Goal: All material below is to be reproduced exactly.

Working data:
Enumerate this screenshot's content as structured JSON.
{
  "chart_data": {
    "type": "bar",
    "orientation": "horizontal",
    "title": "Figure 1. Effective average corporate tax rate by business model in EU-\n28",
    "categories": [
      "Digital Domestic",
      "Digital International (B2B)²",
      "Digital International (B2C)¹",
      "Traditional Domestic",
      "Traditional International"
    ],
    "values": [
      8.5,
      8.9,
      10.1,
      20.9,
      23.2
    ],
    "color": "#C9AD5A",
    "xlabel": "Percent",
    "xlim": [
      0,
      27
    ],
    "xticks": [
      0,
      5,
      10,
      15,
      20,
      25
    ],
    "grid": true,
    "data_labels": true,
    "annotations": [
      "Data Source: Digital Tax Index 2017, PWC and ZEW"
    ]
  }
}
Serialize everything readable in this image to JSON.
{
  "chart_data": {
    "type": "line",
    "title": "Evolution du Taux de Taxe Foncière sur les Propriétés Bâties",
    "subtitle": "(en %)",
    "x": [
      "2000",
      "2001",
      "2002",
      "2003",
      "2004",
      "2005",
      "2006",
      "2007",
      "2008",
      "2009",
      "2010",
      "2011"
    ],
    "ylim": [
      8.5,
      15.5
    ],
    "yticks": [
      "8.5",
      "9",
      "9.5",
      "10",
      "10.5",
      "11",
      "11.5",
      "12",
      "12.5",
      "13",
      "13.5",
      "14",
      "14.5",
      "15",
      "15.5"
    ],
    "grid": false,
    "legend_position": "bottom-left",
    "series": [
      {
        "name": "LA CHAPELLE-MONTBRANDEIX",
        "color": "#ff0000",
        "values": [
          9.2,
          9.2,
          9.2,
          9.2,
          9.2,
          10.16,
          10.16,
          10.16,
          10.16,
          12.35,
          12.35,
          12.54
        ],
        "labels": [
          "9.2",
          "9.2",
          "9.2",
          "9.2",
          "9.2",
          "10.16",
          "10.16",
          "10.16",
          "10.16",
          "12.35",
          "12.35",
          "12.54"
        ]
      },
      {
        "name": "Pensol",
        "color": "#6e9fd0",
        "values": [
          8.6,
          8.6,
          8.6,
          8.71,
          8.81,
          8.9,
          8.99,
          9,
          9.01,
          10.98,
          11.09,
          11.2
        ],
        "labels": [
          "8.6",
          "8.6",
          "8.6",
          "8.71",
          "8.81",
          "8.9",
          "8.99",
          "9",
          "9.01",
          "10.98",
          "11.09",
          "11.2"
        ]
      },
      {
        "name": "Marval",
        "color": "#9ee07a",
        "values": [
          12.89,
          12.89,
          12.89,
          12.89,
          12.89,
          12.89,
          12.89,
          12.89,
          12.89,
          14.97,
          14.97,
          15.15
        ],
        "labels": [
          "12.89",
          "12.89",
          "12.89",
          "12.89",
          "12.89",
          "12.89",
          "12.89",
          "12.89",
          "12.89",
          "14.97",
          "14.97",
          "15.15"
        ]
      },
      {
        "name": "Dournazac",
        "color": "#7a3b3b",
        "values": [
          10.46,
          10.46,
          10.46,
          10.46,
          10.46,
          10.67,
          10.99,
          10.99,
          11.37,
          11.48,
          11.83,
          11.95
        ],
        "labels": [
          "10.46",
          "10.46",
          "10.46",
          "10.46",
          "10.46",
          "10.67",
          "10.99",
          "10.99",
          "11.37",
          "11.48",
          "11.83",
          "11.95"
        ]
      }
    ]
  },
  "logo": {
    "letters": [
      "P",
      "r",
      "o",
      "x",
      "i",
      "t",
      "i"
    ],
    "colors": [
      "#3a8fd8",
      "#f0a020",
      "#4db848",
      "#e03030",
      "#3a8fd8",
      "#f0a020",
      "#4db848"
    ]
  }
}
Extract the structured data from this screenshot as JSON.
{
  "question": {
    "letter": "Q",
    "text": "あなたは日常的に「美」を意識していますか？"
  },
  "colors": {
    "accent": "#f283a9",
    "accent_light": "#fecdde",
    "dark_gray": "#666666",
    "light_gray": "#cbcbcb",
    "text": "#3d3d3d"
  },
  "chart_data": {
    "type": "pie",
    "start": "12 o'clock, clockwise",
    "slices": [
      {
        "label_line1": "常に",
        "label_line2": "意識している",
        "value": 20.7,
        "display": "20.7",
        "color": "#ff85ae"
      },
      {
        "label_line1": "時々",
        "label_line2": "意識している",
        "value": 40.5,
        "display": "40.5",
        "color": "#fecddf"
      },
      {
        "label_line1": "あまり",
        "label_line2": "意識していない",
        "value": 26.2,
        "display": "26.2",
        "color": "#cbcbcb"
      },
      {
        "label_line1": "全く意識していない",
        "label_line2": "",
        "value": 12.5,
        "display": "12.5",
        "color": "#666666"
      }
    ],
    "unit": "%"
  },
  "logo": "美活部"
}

Response below:
Enumerate this screenshot's content as structured JSON.
{
  "chart_data": {
    "type": "bar",
    "orientation": "horizontal",
    "title": "Figure 1. Effective average corporate tax rate by business model in EU-\n28",
    "categories": [
      "Digital Domestic",
      "Digital International (B2B)²",
      "Digital International (B2C)¹",
      "Traditional Domestic",
      "Traditional International"
    ],
    "values": [
      8.5,
      8.9,
      10.1,
      20.9,
      23.2
    ],
    "color": "#C9AD5A",
    "xlabel": "Percent",
    "xlim": [
      0,
      27
    ],
    "xticks": [
      0,
      5,
      10,
      15,
      20,
      25
    ],
    "grid": true,
    "data_labels": true,
    "annotations": [
      "Data Source: Digital Tax Index 2017, PWC and ZEW"
    ]
  }
}
Serialize everything readable in this image to JSON.
{
  "chart_data": {
    "type": "line",
    "title": "Evolution du Taux de Taxe Foncière sur les Propriétés Bâties",
    "subtitle": "(en %)",
    "x": [
      "2000",
      "2001",
      "2002",
      "2003",
      "2004",
      "2005",
      "2006",
      "2007",
      "2008",
      "2009",
      "2010",
      "2011"
    ],
    "ylim": [
      8.5,
      15.5
    ],
    "yticks": [
      "8.5",
      "9",
      "9.5",
      "10",
      "10.5",
      "11",
      "11.5",
      "12",
      "12.5",
      "13",
      "13.5",
      "14",
      "14.5",
      "15",
      "15.5"
    ],
    "grid": false,
    "legend_position": "bottom-left",
    "series": [
      {
        "name": "LA CHAPELLE-MONTBRANDEIX",
        "color": "#ff0000",
        "values": [
          9.2,
          9.2,
          9.2,
          9.2,
          9.2,
          10.16,
          10.16,
          10.16,
          10.16,
          12.35,
          12.35,
          12.54
        ],
        "labels": [
          "9.2",
          "9.2",
          "9.2",
          "9.2",
          "9.2",
          "10.16",
          "10.16",
          "10.16",
          "10.16",
          "12.35",
          "12.35",
          "12.54"
        ]
      },
      {
        "name": "Pensol",
        "color": "#6e9fd0",
        "values": [
          8.6,
          8.6,
          8.6,
          8.71,
          8.81,
          8.9,
          8.99,
          9,
          9.01,
          10.98,
          11.09,
          11.2
        ],
        "labels": [
          "8.6",
          "8.6",
          "8.6",
          "8.71",
          "8.81",
          "8.9",
          "8.99",
          "9",
          "9.01",
          "10.98",
          "11.09",
          "11.2"
        ]
      },
      {
        "name": "Marval",
        "color": "#9ee07a",
        "values": [
          12.89,
          12.89,
          12.89,
          12.89,
          12.89,
          12.89,
          12.89,
          12.89,
          12.89,
          14.97,
          14.97,
          15.15
        ],
        "labels": [
          "12.89",
          "12.89",
          "12.89",
          "12.89",
          "12.89",
          "12.89",
          "12.89",
          "12.89",
          "12.89",
          "14.97",
          "14.97",
          "15.15"
        ]
      },
      {
        "name": "Dournazac",
        "color": "#7a3b3b",
        "values": [
          10.46,
          10.46,
          10.46,
          10.46,
          10.46,
          10.67,
          10.99,
          10.99,
          11.37,
          11.48,
          11.83,
          11.95
        ],
        "labels": [
          "10.46",
          "10.46",
          "10.46",
          "10.46",
          "10.46",
          "10.67",
          "10.99",
          "10.99",
          "11.37",
          "11.48",
          "11.83",
          "11.95"
        ]
      }
    ]
  },
  "logo": {
    "letters": [
      "P",
      "r",
      "o",
      "x",
      "i",
      "t",
      "i"
    ],
    "colors": [
      "#3a8fd8",
      "#f0a020",
      "#4db848",
      "#e03030",
      "#3a8fd8",
      "#f0a020",
      "#4db848"
    ]
  }
}
Extract the structured data from this screenshot as JSON.
{
  "question": {
    "letter": "Q",
    "text": "あなたは日常的に「美」を意識していますか？"
  },
  "colors": {
    "accent": "#f283a9",
    "accent_light": "#fecdde",
    "dark_gray": "#666666",
    "light_gray": "#cbcbcb",
    "text": "#3d3d3d"
  },
  "chart_data": {
    "type": "pie",
    "start": "12 o'clock, clockwise",
    "slices": [
      {
        "label_line1": "常に",
        "label_line2": "意識している",
        "value": 20.7,
        "display": "20.7",
        "color": "#ff85ae"
      },
      {
        "label_line1": "時々",
        "label_line2": "意識している",
        "value": 40.5,
        "display": "40.5",
        "color": "#fecddf"
      },
      {
        "label_line1": "あまり",
        "label_line2": "意識していない",
        "value": 26.2,
        "display": "26.2",
        "color": "#cbcbcb"
      },
      {
        "label_line1": "全く意識していない",
        "label_line2": "",
        "value": 12.5,
        "display": "12.5",
        "color": "#666666"
      }
    ],
    "unit": "%"
  },
  "logo": "美活部"
}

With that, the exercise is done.